WRITTEN EXERCISE:
All records should be reproduced verbatim.
_ _ _
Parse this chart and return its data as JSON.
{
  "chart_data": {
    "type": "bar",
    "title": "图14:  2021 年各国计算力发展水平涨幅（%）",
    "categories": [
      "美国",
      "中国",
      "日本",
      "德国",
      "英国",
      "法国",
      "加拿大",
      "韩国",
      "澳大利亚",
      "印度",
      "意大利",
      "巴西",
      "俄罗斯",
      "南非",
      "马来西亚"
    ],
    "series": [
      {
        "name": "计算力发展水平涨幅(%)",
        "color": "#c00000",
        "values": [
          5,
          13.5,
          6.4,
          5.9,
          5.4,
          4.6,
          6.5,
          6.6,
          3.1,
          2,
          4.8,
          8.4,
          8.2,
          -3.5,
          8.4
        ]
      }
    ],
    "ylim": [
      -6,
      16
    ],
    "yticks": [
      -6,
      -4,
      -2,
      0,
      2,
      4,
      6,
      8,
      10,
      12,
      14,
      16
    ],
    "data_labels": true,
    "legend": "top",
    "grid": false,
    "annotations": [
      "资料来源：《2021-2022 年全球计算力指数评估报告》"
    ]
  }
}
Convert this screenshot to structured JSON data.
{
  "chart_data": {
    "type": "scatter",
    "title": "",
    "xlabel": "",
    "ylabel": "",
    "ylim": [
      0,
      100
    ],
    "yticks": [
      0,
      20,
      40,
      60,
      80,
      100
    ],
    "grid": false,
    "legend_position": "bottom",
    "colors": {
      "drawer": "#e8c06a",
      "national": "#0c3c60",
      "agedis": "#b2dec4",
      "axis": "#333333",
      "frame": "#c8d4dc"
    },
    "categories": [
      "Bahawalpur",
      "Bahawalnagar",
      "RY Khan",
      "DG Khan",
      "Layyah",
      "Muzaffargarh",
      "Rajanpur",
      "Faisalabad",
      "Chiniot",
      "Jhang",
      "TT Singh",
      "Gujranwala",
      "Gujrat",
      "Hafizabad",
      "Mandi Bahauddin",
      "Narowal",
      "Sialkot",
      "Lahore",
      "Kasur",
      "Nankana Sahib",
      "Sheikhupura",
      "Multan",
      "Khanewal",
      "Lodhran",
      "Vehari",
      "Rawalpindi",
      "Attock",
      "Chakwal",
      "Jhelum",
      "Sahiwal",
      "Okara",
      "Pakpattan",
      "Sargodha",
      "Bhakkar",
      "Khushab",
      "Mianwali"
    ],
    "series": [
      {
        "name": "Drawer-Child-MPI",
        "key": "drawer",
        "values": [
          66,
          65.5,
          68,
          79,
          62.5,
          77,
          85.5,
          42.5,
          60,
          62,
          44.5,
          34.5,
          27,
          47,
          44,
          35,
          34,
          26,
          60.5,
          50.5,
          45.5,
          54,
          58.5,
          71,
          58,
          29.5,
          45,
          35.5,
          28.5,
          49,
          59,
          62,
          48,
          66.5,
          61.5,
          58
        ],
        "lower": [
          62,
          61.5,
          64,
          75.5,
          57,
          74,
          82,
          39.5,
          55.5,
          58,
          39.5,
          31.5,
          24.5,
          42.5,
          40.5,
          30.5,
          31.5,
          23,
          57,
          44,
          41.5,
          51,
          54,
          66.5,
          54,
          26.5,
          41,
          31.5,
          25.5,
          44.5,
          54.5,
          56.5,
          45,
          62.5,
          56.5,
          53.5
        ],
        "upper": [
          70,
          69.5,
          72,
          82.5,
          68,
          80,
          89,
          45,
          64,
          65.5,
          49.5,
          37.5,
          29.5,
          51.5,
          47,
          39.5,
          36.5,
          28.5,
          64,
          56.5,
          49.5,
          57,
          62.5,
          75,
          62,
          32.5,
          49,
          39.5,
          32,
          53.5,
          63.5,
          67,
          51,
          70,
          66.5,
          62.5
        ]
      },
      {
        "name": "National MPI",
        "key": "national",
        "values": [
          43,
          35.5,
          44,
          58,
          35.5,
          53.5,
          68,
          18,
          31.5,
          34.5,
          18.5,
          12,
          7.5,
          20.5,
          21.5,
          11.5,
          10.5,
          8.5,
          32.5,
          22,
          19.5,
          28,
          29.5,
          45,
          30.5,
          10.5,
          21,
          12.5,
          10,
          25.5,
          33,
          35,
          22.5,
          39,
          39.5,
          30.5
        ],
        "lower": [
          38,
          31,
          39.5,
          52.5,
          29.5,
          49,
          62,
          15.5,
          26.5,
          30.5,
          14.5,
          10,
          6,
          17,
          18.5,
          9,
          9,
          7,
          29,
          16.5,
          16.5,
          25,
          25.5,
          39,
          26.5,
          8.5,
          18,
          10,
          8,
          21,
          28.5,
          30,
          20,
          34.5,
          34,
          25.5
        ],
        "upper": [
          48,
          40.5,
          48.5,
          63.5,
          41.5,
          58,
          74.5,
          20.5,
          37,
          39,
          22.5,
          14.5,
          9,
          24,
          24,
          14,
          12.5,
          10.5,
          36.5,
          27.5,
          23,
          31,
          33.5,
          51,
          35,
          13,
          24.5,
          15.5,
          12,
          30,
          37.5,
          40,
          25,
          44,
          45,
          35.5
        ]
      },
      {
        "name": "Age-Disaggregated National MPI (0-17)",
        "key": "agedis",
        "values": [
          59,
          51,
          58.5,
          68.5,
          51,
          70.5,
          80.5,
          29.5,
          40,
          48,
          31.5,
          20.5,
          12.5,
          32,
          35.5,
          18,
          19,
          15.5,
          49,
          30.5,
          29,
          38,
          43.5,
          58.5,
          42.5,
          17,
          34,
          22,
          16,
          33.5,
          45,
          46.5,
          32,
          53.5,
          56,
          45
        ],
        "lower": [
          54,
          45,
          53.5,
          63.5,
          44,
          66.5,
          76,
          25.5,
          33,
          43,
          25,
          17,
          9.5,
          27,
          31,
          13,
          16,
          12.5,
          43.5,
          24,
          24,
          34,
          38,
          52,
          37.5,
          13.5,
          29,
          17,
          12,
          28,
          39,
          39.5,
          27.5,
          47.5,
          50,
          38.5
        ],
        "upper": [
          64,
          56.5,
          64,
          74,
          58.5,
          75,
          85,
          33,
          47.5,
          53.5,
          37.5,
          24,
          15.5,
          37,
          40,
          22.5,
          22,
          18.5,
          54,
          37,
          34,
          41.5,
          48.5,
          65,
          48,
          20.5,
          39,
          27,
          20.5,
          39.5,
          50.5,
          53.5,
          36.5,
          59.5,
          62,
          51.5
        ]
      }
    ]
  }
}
_ _ _
EXERCISE SOLUTION:
Parse this chart and return its data as JSON.
{
  "chart_data": {
    "type": "bar",
    "title": "图14:  2021 年各国计算力发展水平涨幅（%）",
    "categories": [
      "美国",
      "中国",
      "日本",
      "德国",
      "英国",
      "法国",
      "加拿大",
      "韩国",
      "澳大利亚",
      "印度",
      "意大利",
      "巴西",
      "俄罗斯",
      "南非",
      "马来西亚"
    ],
    "series": [
      {
        "name": "计算力发展水平涨幅(%)",
        "color": "#c00000",
        "values": [
          5,
          13.5,
          6.4,
          5.9,
          5.4,
          4.6,
          6.5,
          6.6,
          3.1,
          2,
          4.8,
          8.4,
          8.2,
          -3.5,
          8.4
        ]
      }
    ],
    "ylim": [
      -6,
      16
    ],
    "yticks": [
      -6,
      -4,
      -2,
      0,
      2,
      4,
      6,
      8,
      10,
      12,
      14,
      16
    ],
    "data_labels": true,
    "legend": "top",
    "grid": false,
    "annotations": [
      "资料来源：《2021-2022 年全球计算力指数评估报告》"
    ]
  }
}
Convert this screenshot to structured JSON data.
{
  "chart_data": {
    "type": "scatter",
    "title": "",
    "xlabel": "",
    "ylabel": "",
    "ylim": [
      0,
      100
    ],
    "yticks": [
      0,
      20,
      40,
      60,
      80,
      100
    ],
    "grid": false,
    "legend_position": "bottom",
    "colors": {
      "drawer": "#e8c06a",
      "national": "#0c3c60",
      "agedis": "#b2dec4",
      "axis": "#333333",
      "frame": "#c8d4dc"
    },
    "categories": [
      "Bahawalpur",
      "Bahawalnagar",
      "RY Khan",
      "DG Khan",
      "Layyah",
      "Muzaffargarh",
      "Rajanpur",
      "Faisalabad",
      "Chiniot",
      "Jhang",
      "TT Singh",
      "Gujranwala",
      "Gujrat",
      "Hafizabad",
      "Mandi Bahauddin",
      "Narowal",
      "Sialkot",
      "Lahore",
      "Kasur",
      "Nankana Sahib",
      "Sheikhupura",
      "Multan",
      "Khanewal",
      "Lodhran",
      "Vehari",
      "Rawalpindi",
      "Attock",
      "Chakwal",
      "Jhelum",
      "Sahiwal",
      "Okara",
      "Pakpattan",
      "Sargodha",
      "Bhakkar",
      "Khushab",
      "Mianwali"
    ],
    "series": [
      {
        "name": "Drawer-Child-MPI",
        "key": "drawer",
        "values": [
          66,
          65.5,
          68,
          79,
          62.5,
          77,
          85.5,
          42.5,
          60,
          62,
          44.5,
          34.5,
          27,
          47,
          44,
          35,
          34,
          26,
          60.5,
          50.5,
          45.5,
          54,
          58.5,
          71,
          58,
          29.5,
          45,
          35.5,
          28.5,
          49,
          59,
          62,
          48,
          66.5,
          61.5,
          58
        ],
        "lower": [
          62,
          61.5,
          64,
          75.5,
          57,
          74,
          82,
          39.5,
          55.5,
          58,
          39.5,
          31.5,
          24.5,
          42.5,
          40.5,
          30.5,
          31.5,
          23,
          57,
          44,
          41.5,
          51,
          54,
          66.5,
          54,
          26.5,
          41,
          31.5,
          25.5,
          44.5,
          54.5,
          56.5,
          45,
          62.5,
          56.5,
          53.5
        ],
        "upper": [
          70,
          69.5,
          72,
          82.5,
          68,
          80,
          89,
          45,
          64,
          65.5,
          49.5,
          37.5,
          29.5,
          51.5,
          47,
          39.5,
          36.5,
          28.5,
          64,
          56.5,
          49.5,
          57,
          62.5,
          75,
          62,
          32.5,
          49,
          39.5,
          32,
          53.5,
          63.5,
          67,
          51,
          70,
          66.5,
          62.5
        ]
      },
      {
        "name": "National MPI",
        "key": "national",
        "values": [
          43,
          35.5,
          44,
          58,
          35.5,
          53.5,
          68,
          18,
          31.5,
          34.5,
          18.5,
          12,
          7.5,
          20.5,
          21.5,
          11.5,
          10.5,
          8.5,
          32.5,
          22,
          19.5,
          28,
          29.5,
          45,
          30.5,
          10.5,
          21,
          12.5,
          10,
          25.5,
          33,
          35,
          22.5,
          39,
          39.5,
          30.5
        ],
        "lower": [
          38,
          31,
          39.5,
          52.5,
          29.5,
          49,
          62,
          15.5,
          26.5,
          30.5,
          14.5,
          10,
          6,
          17,
          18.5,
          9,
          9,
          7,
          29,
          16.5,
          16.5,
          25,
          25.5,
          39,
          26.5,
          8.5,
          18,
          10,
          8,
          21,
          28.5,
          30,
          20,
          34.5,
          34,
          25.5
        ],
        "upper": [
          48,
          40.5,
          48.5,
          63.5,
          41.5,
          58,
          74.5,
          20.5,
          37,
          39,
          22.5,
          14.5,
          9,
          24,
          24,
          14,
          12.5,
          10.5,
          36.5,
          27.5,
          23,
          31,
          33.5,
          51,
          35,
          13,
          24.5,
          15.5,
          12,
          30,
          37.5,
          40,
          25,
          44,
          45,
          35.5
        ]
      },
      {
        "name": "Age-Disaggregated National MPI (0-17)",
        "key": "agedis",
        "values": [
          59,
          51,
          58.5,
          68.5,
          51,
          70.5,
          80.5,
          29.5,
          40,
          48,
          31.5,
          20.5,
          12.5,
          32,
          35.5,
          18,
          19,
          15.5,
          49,
          30.5,
          29,
          38,
          43.5,
          58.5,
          42.5,
          17,
          34,
          22,
          16,
          33.5,
          45,
          46.5,
          32,
          53.5,
          56,
          45
        ],
        "lower": [
          54,
          45,
          53.5,
          63.5,
          44,
          66.5,
          76,
          25.5,
          33,
          43,
          25,
          17,
          9.5,
          27,
          31,
          13,
          16,
          12.5,
          43.5,
          24,
          24,
          34,
          38,
          52,
          37.5,
          13.5,
          29,
          17,
          12,
          28,
          39,
          39.5,
          27.5,
          47.5,
          50,
          38.5
        ],
        "upper": [
          64,
          56.5,
          64,
          74,
          58.5,
          75,
          85,
          33,
          47.5,
          53.5,
          37.5,
          24,
          15.5,
          37,
          40,
          22.5,
          22,
          18.5,
          54,
          37,
          34,
          41.5,
          48.5,
          65,
          48,
          20.5,
          39,
          27,
          20.5,
          39.5,
          50.5,
          53.5,
          36.5,
          59.5,
          62,
          51.5
        ]
      }
    ]
  }
}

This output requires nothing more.